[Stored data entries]
»»
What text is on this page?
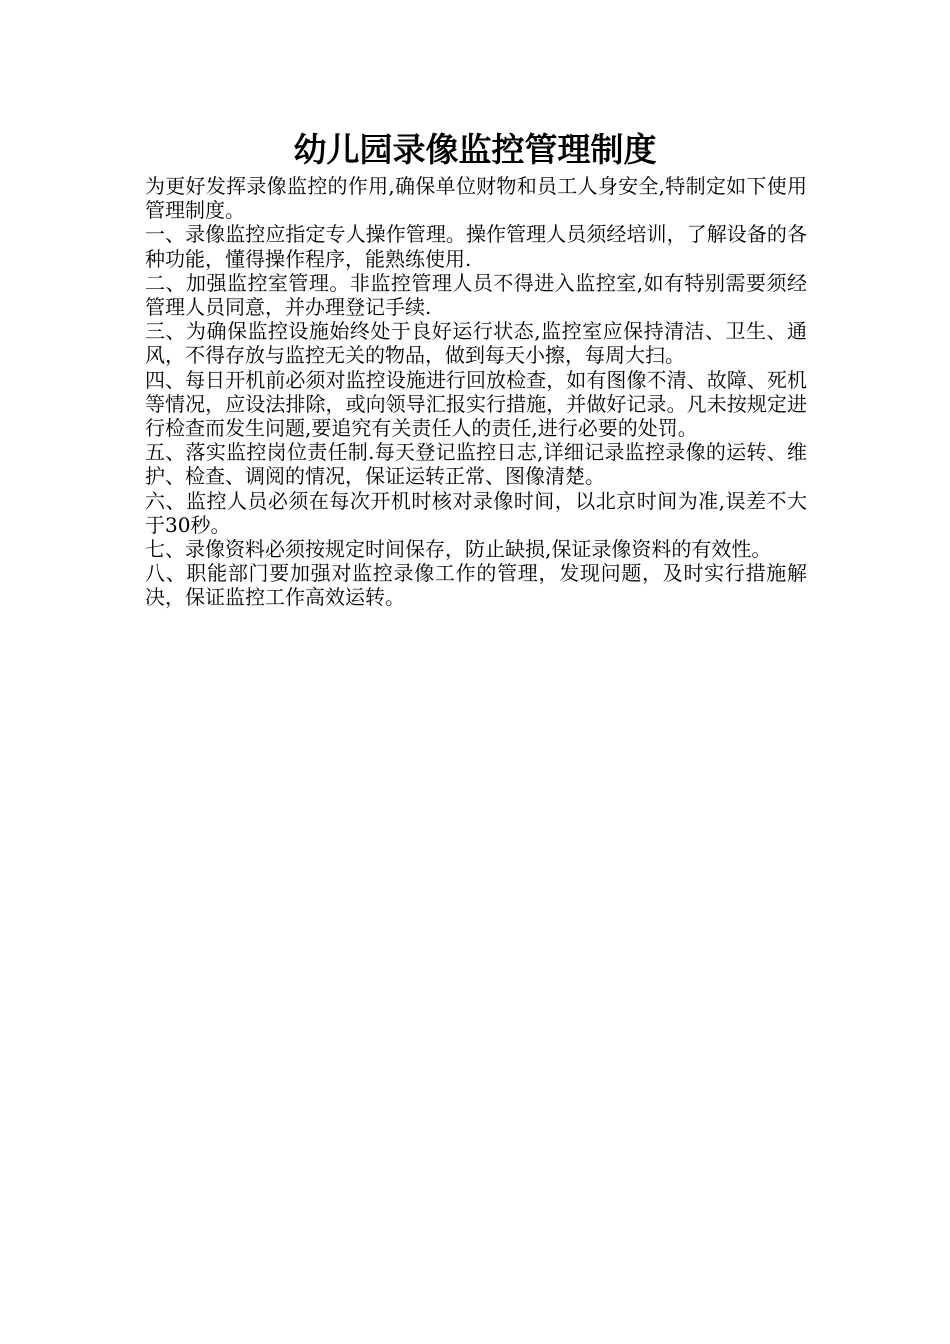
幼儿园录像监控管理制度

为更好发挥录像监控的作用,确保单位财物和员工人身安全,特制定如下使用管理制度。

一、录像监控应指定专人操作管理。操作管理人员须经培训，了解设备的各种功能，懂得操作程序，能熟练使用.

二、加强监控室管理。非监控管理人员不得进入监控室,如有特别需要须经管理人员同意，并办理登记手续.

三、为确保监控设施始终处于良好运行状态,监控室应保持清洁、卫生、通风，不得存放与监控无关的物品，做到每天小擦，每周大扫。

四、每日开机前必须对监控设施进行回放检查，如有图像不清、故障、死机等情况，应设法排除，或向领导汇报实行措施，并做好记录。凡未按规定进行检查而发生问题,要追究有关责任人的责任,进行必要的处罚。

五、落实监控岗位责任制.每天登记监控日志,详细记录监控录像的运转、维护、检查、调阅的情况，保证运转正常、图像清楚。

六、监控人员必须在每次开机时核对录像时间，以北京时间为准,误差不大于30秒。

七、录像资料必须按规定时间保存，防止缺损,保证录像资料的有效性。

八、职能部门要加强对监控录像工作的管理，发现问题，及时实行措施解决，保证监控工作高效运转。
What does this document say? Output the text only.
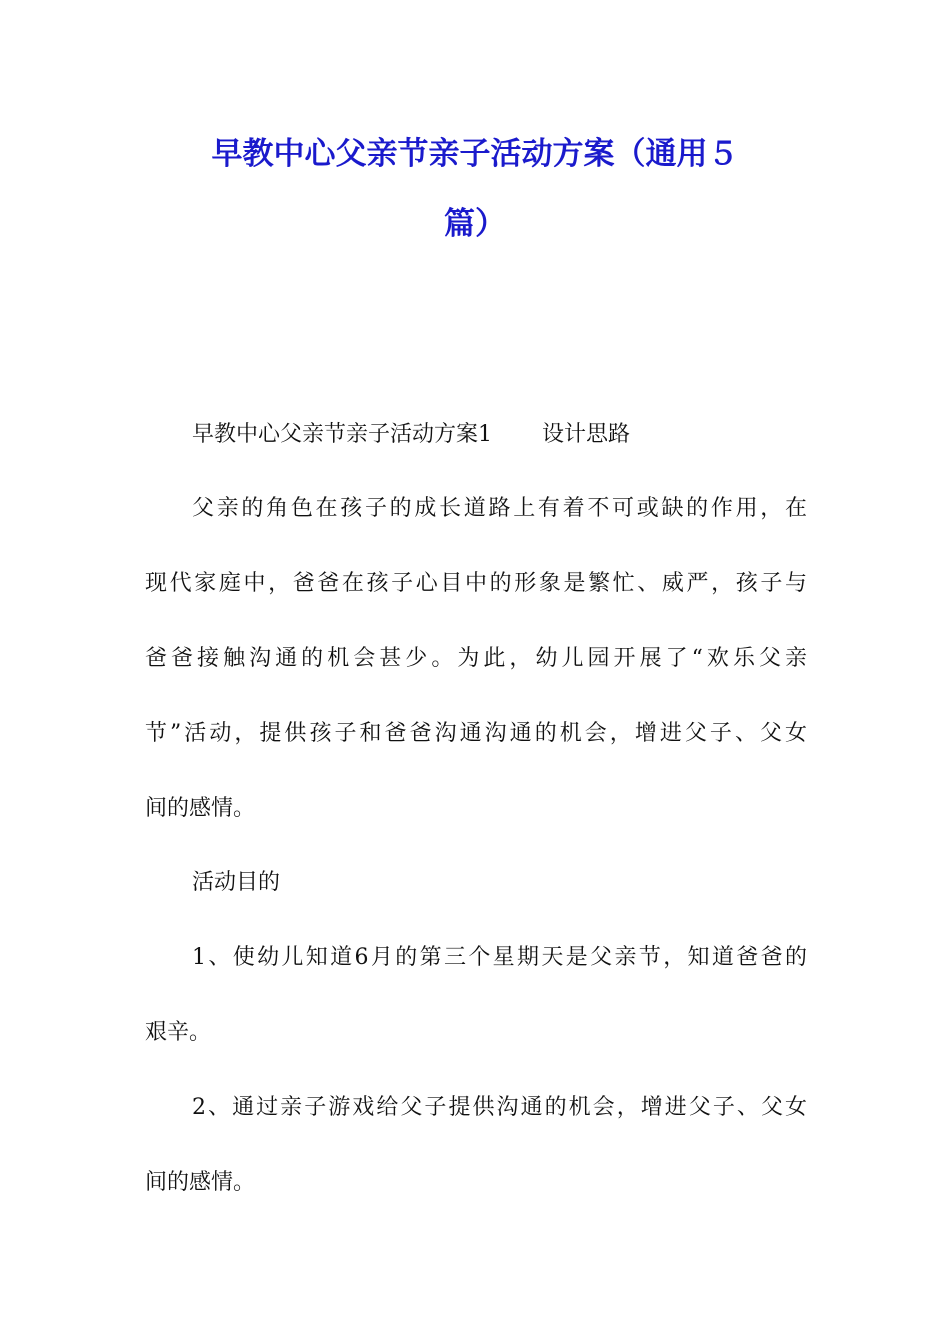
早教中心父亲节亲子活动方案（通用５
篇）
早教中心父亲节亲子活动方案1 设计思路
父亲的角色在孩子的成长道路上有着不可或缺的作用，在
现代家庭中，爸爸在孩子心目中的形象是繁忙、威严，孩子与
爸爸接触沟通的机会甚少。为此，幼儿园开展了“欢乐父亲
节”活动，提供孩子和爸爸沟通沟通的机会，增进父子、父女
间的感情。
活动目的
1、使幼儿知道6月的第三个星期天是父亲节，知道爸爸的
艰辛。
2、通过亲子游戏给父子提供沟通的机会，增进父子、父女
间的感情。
««
Work instructions:
Omit the pictures and write out the lines above from the one with "What does this" through the last, unchanged.

Written solution:
What does this document say? Output the text only.
早教中心父亲节亲子活动方案（通用５
篇）
早教中心父亲节亲子活动方案1 设计思路
父亲的角色在孩子的成长道路上有着不可或缺的作用，在
现代家庭中，爸爸在孩子心目中的形象是繁忙、威严，孩子与
爸爸接触沟通的机会甚少。为此，幼儿园开展了“欢乐父亲
节”活动，提供孩子和爸爸沟通沟通的机会，增进父子、父女
间的感情。
活动目的
1、使幼儿知道6月的第三个星期天是父亲节，知道爸爸的
艰辛。
2、通过亲子游戏给父子提供沟通的机会，增进父子、父女
间的感情。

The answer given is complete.